INPUT:

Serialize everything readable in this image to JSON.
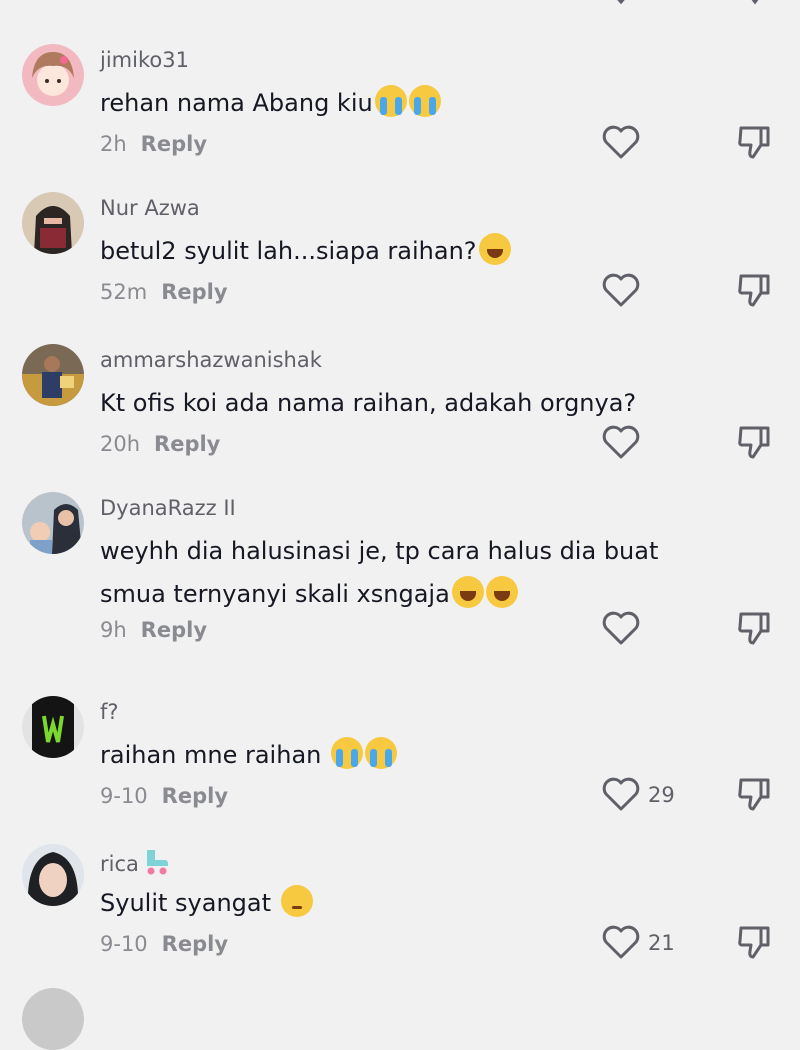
{
  "comments": [
    {
      "username": "jimiko31",
      "text": "rehan nama Abang kiu",
      "emojis": [
        "crying-emoji",
        "crying-emoji"
      ],
      "time": "2h",
      "reply": "Reply",
      "likes": ""
    },
    {
      "username": "Nur Azwa",
      "text": "betul2 syulit lah...siapa raihan?",
      "emojis": [
        "grinning-squint-emoji"
      ],
      "time": "52m",
      "reply": "Reply",
      "likes": ""
    },
    {
      "username": "ammarshazwanishak",
      "text": "Kt ofis koi ada nama raihan, adakah orgnya?",
      "emojis": [],
      "time": "20h",
      "reply": "Reply",
      "likes": ""
    },
    {
      "username": "DyanaRazz II",
      "text_line1": "weyhh dia halusinasi je, tp cara halus dia buat",
      "text_line2": "smua ternyanyi skali xsngaja",
      "emojis": [
        "tears-of-joy-emoji",
        "tears-of-joy-emoji"
      ],
      "time": "9h",
      "reply": "Reply",
      "likes": ""
    },
    {
      "username": "f?",
      "text": "raihan mne raihan",
      "emojis": [
        "crying-emoji",
        "crying-emoji"
      ],
      "time": "9-10",
      "reply": "Reply",
      "likes": "29"
    },
    {
      "username": "rica",
      "username_icon": "roller-skate-emoji",
      "text": "Syulit syangat",
      "emojis": [
        "pensive-emoji"
      ],
      "time": "9-10",
      "reply": "Reply",
      "likes": "21"
    }
  ],
  "colors": {
    "background": "#f1f1f2",
    "text": "#161823",
    "muted": "#8a8b91",
    "icon": "#5f6068"
  }
}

EXERCISE TASK: Write out every record above exactly as it stands, but leave out the pictures.

EXERCISE ANSWER:
Serialize everything readable in this image to JSON.
{
  "comments": [
    {
      "username": "jimiko31",
      "text": "rehan nama Abang kiu",
      "emojis": [
        "crying-emoji",
        "crying-emoji"
      ],
      "time": "2h",
      "reply": "Reply",
      "likes": ""
    },
    {
      "username": "Nur Azwa",
      "text": "betul2 syulit lah...siapa raihan?",
      "emojis": [
        "grinning-squint-emoji"
      ],
      "time": "52m",
      "reply": "Reply",
      "likes": ""
    },
    {
      "username": "ammarshazwanishak",
      "text": "Kt ofis koi ada nama raihan, adakah orgnya?",
      "emojis": [],
      "time": "20h",
      "reply": "Reply",
      "likes": ""
    },
    {
      "username": "DyanaRazz II",
      "text_line1": "weyhh dia halusinasi je, tp cara halus dia buat",
      "text_line2": "smua ternyanyi skali xsngaja",
      "emojis": [
        "tears-of-joy-emoji",
        "tears-of-joy-emoji"
      ],
      "time": "9h",
      "reply": "Reply",
      "likes": ""
    },
    {
      "username": "f?",
      "text": "raihan mne raihan",
      "emojis": [
        "crying-emoji",
        "crying-emoji"
      ],
      "time": "9-10",
      "reply": "Reply",
      "likes": "29"
    },
    {
      "username": "rica",
      "username_icon": "roller-skate-emoji",
      "text": "Syulit syangat",
      "emojis": [
        "pensive-emoji"
      ],
      "time": "9-10",
      "reply": "Reply",
      "likes": "21"
    }
  ],
  "colors": {
    "background": "#f1f1f2",
    "text": "#161823",
    "muted": "#8a8b91",
    "icon": "#5f6068"
  }
}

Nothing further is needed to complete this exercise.